• _DIRECTIONS_
How many lines in the records below contain the word "this"? Give only the number.

• _ENTRIES_
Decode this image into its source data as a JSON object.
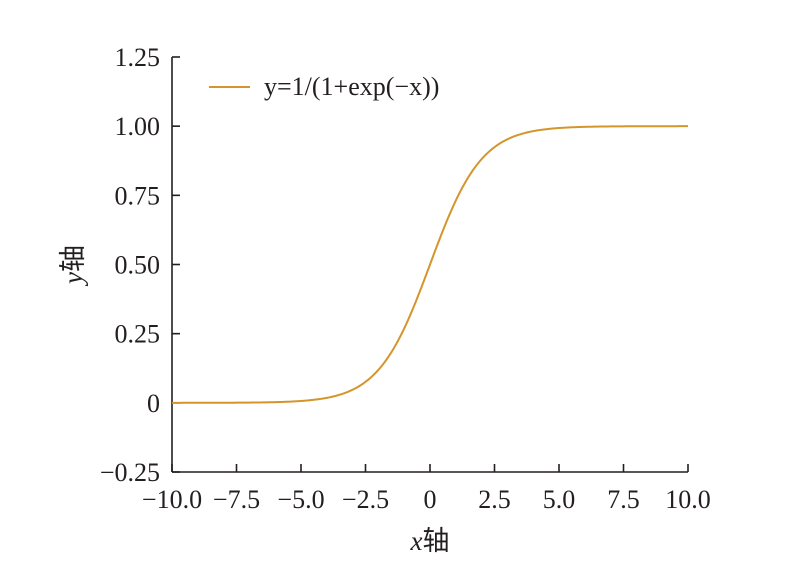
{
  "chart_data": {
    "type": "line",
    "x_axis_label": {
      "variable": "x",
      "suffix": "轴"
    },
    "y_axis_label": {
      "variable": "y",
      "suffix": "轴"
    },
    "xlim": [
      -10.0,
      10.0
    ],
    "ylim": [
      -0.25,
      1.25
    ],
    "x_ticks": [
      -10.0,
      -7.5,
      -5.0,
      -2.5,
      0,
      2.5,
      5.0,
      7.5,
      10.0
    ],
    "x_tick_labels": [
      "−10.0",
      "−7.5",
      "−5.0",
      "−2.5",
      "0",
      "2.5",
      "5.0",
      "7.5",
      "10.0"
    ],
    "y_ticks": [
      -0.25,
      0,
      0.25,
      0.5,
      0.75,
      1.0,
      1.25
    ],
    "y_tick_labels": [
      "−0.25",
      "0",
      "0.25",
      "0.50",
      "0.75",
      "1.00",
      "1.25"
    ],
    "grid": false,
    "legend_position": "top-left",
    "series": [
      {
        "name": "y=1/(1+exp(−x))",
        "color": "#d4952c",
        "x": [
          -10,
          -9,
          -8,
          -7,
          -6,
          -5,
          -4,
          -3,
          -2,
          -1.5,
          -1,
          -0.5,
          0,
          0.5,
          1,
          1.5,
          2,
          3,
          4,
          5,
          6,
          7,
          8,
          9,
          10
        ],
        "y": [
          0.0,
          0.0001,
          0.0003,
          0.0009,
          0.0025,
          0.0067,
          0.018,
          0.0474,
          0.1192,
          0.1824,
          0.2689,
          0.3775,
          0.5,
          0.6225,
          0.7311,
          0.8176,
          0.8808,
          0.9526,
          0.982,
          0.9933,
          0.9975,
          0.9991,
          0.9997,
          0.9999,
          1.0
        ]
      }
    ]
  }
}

* * *

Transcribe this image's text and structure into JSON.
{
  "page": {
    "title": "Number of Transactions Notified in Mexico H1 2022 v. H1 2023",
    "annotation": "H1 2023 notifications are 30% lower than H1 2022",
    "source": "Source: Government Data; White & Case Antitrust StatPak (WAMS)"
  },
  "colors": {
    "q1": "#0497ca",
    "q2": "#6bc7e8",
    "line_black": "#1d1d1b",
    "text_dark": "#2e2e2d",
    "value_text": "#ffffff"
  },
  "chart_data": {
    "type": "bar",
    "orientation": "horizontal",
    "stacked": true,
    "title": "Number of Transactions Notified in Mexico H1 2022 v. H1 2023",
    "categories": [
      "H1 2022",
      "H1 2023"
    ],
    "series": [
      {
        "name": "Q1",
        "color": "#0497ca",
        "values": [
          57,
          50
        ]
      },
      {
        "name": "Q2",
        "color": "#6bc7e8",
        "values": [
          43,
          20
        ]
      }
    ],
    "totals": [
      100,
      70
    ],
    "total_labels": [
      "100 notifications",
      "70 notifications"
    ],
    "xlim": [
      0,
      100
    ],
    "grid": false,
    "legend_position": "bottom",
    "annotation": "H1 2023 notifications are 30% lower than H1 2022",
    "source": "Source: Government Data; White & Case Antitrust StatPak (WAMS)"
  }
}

...

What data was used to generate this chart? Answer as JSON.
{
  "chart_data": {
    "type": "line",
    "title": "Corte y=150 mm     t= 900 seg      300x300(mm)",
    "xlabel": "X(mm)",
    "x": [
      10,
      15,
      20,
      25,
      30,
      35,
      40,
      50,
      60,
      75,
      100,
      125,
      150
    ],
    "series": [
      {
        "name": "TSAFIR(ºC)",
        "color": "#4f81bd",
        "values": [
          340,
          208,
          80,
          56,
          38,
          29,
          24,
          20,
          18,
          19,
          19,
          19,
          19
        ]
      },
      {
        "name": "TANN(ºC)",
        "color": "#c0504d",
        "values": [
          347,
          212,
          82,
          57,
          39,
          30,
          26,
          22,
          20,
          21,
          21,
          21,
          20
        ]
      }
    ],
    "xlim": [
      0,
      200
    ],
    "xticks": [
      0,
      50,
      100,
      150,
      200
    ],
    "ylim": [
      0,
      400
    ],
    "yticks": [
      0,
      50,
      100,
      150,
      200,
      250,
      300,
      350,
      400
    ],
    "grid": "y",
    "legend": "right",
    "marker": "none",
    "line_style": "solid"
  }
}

• _RESPONSE BELOW_
3